▶ **DATA SUPPLIED**
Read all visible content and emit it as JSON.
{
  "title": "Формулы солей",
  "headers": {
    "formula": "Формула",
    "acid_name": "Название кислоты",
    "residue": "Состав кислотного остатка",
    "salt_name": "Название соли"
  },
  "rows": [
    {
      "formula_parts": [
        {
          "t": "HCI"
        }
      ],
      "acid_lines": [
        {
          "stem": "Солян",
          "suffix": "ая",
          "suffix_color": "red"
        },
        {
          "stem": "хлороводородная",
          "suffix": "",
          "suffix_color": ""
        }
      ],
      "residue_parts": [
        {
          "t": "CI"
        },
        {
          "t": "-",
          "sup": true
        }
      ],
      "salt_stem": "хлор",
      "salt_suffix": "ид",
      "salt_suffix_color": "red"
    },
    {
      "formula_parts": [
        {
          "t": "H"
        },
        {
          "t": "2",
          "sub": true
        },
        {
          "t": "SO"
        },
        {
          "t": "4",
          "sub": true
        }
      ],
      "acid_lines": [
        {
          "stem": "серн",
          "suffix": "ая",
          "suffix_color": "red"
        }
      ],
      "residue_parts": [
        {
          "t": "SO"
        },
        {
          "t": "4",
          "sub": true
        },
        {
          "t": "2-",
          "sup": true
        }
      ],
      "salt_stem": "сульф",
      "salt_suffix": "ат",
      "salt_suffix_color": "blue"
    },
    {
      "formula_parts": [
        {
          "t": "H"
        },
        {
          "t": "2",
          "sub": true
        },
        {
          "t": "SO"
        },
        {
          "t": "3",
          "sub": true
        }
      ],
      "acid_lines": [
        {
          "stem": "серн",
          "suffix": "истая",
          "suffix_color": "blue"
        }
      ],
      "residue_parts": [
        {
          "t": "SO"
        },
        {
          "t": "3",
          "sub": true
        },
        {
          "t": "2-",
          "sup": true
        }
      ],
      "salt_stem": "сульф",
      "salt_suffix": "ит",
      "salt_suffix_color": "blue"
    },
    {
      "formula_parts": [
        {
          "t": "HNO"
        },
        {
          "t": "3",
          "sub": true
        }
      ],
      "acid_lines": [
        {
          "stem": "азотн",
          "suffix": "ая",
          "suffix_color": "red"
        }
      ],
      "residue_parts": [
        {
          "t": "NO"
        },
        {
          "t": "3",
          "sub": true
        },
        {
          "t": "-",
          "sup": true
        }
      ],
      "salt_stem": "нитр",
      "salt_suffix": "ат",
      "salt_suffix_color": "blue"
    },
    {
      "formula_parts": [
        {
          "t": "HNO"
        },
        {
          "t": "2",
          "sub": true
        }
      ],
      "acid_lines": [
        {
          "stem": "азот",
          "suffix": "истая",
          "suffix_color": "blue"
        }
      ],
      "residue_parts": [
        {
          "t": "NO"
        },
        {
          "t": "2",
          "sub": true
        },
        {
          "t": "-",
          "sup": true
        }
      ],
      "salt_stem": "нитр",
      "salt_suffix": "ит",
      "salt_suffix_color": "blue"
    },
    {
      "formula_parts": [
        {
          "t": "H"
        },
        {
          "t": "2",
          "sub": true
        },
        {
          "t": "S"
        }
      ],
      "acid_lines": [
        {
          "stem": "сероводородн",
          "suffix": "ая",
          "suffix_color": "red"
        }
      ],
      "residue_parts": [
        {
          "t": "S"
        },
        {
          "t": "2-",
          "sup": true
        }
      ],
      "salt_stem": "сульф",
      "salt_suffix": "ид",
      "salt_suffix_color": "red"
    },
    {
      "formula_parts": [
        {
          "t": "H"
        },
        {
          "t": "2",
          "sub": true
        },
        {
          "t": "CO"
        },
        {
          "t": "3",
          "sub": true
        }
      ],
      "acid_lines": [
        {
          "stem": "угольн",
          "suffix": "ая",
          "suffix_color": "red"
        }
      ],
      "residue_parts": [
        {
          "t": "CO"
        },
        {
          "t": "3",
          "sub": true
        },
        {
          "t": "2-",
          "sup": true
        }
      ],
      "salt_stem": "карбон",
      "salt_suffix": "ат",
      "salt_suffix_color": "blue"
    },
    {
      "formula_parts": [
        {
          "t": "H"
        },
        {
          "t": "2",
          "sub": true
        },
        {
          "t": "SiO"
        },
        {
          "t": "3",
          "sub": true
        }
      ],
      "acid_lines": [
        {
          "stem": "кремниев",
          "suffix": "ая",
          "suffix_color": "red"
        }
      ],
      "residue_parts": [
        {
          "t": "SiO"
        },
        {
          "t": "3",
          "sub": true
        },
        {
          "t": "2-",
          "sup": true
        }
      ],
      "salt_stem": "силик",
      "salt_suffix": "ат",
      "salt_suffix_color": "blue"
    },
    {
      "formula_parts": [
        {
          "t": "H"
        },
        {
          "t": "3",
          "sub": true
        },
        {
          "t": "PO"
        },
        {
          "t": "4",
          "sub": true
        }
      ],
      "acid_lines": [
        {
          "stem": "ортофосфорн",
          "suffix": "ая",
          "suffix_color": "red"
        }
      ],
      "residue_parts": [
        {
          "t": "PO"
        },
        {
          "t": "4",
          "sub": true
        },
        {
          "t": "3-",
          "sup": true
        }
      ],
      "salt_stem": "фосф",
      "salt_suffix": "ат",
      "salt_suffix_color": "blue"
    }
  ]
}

...

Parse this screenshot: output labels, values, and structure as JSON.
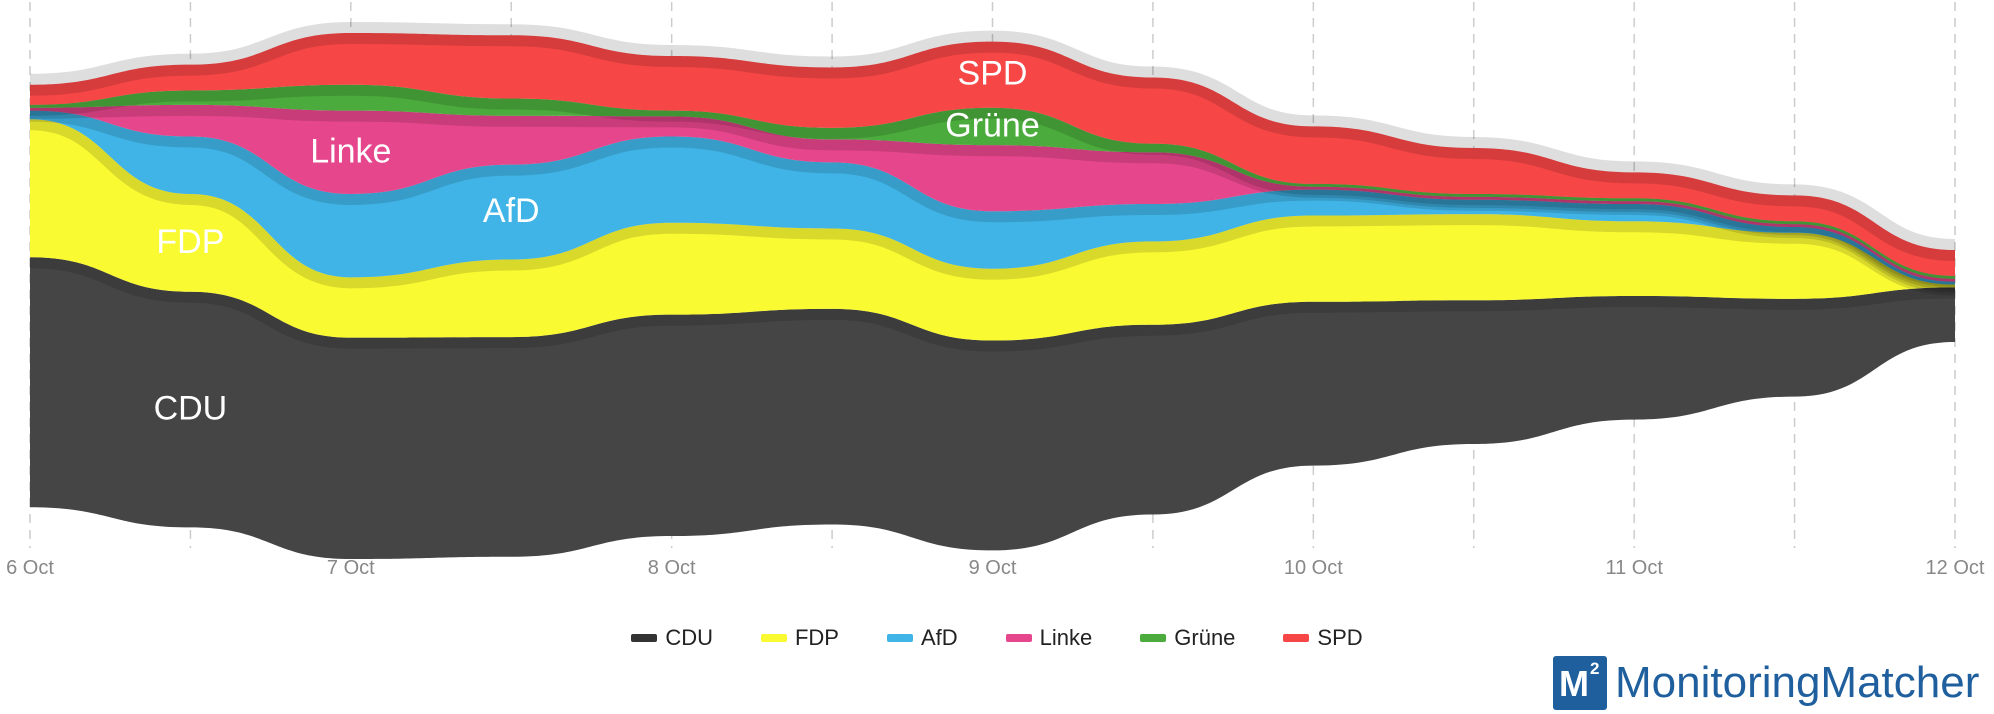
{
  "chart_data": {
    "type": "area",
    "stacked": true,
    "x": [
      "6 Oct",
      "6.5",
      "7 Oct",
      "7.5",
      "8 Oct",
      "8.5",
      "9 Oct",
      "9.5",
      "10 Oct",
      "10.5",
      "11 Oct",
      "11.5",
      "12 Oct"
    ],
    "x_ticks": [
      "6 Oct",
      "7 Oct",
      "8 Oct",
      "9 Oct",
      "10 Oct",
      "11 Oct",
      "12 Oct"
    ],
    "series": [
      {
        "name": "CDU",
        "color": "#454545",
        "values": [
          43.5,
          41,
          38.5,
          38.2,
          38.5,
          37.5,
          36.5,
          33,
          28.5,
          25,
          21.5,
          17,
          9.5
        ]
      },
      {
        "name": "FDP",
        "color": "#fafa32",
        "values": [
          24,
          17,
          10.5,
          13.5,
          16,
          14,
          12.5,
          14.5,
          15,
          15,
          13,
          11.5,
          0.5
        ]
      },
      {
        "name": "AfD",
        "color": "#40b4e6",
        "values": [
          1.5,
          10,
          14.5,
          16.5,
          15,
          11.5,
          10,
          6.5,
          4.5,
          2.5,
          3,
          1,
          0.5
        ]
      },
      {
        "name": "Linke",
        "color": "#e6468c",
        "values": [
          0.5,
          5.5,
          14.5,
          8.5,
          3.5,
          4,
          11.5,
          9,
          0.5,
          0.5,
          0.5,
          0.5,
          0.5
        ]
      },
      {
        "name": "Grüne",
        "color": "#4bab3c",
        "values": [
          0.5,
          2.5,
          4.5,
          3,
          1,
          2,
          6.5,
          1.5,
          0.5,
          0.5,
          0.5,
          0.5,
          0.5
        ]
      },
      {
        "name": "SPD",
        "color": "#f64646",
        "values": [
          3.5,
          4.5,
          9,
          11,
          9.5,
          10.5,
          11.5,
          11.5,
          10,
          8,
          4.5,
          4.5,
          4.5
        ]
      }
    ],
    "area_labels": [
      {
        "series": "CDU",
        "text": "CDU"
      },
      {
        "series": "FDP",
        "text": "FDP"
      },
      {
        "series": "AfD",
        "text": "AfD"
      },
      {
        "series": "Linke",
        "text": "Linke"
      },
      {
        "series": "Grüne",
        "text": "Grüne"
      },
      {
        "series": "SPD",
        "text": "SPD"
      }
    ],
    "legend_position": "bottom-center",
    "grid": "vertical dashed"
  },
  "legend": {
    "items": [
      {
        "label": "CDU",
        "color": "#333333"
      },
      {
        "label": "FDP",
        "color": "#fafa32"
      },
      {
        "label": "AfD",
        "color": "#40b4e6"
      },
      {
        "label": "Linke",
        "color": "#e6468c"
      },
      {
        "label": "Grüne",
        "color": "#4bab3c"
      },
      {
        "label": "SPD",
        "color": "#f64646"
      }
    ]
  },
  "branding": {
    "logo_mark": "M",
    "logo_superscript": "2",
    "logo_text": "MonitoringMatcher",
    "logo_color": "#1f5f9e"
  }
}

▶ **WORK INSTRUCTIONS**
List every line above that holds the word "series".

▶ **OUTPUT OF THE EXERCISE**
    "series": [
        "series": "CDU",
        "series": "FDP",
        "series": "AfD",
        "series": "Linke",
        "series": "Grüne",
        "series": "SPD",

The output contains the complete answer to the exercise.